Extracted records
%%

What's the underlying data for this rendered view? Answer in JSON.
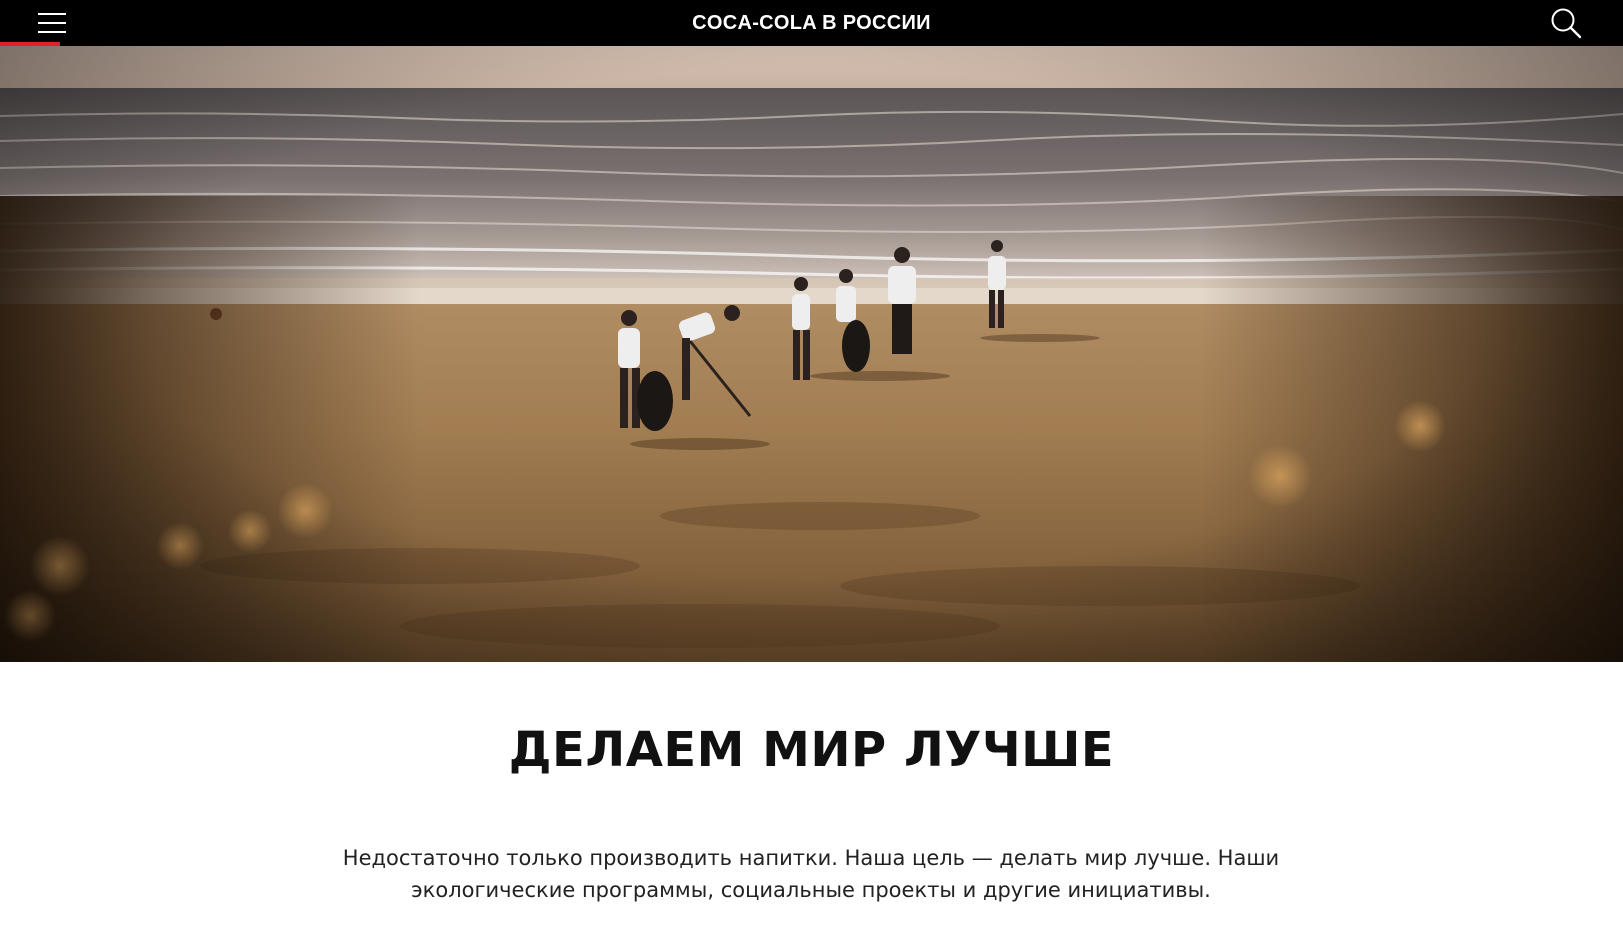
{
  "header": {
    "title": "COCA-COLA В РОССИИ",
    "menu_icon": "hamburger-menu-icon",
    "search_icon": "search-icon",
    "accent_color": "#e41e2b",
    "background_color": "#000000"
  },
  "hero": {
    "image_subject": "beach-cleanup-volunteers-photo"
  },
  "main": {
    "headline": "ДЕЛАЕМ МИР ЛУЧШЕ",
    "intro": "Недостаточно только производить напитки. Наша цель — делать мир лучше. Наши экологические программы, социальные проекты и другие инициативы."
  }
}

%%

**Problem requirements**
Write out the full set of lines verbatim, without the pictures.

**Answer for the task**
What's the underlying data for this rendered view? Answer in JSON.
{
  "header": {
    "title": "COCA-COLA В РОССИИ",
    "menu_icon": "hamburger-menu-icon",
    "search_icon": "search-icon",
    "accent_color": "#e41e2b",
    "background_color": "#000000"
  },
  "hero": {
    "image_subject": "beach-cleanup-volunteers-photo"
  },
  "main": {
    "headline": "ДЕЛАЕМ МИР ЛУЧШЕ",
    "intro": "Недостаточно только производить напитки. Наша цель — делать мир лучше. Наши экологические программы, социальные проекты и другие инициативы."
  }
}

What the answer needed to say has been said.